Items from a data source
* * * * * * * * *

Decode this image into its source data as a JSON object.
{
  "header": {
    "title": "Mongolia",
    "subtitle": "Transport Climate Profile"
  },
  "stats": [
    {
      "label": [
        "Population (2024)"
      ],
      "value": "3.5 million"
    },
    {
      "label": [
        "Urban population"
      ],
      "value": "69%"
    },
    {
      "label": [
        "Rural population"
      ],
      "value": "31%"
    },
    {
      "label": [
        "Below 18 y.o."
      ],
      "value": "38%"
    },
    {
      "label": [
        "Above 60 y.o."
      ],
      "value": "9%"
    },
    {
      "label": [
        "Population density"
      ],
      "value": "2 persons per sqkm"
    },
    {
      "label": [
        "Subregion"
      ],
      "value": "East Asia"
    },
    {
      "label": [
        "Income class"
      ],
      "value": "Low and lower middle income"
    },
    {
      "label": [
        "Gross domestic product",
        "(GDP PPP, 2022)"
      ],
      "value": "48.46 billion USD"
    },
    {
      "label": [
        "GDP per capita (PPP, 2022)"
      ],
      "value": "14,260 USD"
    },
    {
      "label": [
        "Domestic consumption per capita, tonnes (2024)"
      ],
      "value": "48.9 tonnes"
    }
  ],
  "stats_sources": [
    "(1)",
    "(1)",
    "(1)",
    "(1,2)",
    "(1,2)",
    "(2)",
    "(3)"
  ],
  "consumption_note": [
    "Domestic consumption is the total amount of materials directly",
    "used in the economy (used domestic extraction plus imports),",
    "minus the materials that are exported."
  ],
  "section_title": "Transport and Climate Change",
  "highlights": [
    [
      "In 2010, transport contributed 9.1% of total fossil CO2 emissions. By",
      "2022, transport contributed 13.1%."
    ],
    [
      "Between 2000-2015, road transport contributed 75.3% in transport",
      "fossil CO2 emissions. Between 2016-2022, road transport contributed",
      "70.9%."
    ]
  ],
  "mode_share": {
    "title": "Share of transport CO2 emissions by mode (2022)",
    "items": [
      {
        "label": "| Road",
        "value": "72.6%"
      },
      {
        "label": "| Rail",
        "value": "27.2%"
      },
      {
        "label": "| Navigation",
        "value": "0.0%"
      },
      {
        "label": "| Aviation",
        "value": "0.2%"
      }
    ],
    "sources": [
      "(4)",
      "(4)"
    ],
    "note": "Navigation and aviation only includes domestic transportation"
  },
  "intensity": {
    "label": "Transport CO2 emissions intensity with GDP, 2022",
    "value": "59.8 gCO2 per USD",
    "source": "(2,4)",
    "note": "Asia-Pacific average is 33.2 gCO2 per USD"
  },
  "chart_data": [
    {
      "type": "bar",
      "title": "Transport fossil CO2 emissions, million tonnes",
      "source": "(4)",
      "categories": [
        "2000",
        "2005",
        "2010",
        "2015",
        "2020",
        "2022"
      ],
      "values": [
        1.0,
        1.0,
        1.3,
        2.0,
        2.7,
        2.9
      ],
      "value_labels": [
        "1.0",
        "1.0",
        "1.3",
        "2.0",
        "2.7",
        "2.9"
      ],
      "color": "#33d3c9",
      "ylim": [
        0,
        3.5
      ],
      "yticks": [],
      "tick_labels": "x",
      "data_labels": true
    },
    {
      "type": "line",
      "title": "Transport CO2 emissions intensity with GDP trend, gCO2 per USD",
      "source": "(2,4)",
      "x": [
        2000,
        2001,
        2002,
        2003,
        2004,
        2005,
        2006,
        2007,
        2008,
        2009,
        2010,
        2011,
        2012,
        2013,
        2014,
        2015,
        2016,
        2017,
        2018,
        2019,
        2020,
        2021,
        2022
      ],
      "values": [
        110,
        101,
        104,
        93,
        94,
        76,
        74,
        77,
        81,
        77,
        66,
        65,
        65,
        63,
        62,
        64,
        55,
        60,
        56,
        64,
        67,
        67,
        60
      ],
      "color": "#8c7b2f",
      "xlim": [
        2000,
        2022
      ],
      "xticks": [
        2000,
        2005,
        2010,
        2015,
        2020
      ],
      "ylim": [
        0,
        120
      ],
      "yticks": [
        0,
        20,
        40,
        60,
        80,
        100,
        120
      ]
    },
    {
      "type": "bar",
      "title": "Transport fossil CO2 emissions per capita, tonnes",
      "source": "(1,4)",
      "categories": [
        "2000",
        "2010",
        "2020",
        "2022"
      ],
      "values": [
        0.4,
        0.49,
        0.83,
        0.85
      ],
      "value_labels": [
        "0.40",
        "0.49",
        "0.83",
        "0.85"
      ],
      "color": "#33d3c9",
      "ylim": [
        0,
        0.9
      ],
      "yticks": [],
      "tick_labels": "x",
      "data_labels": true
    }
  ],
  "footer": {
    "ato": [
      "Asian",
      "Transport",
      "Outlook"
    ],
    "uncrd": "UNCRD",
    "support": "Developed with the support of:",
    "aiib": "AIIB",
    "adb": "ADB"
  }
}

* * * * * * * * *

Looking at the listing above, how many of its lines contain the string "Climate"? Give the number alone.

Answer in full:
2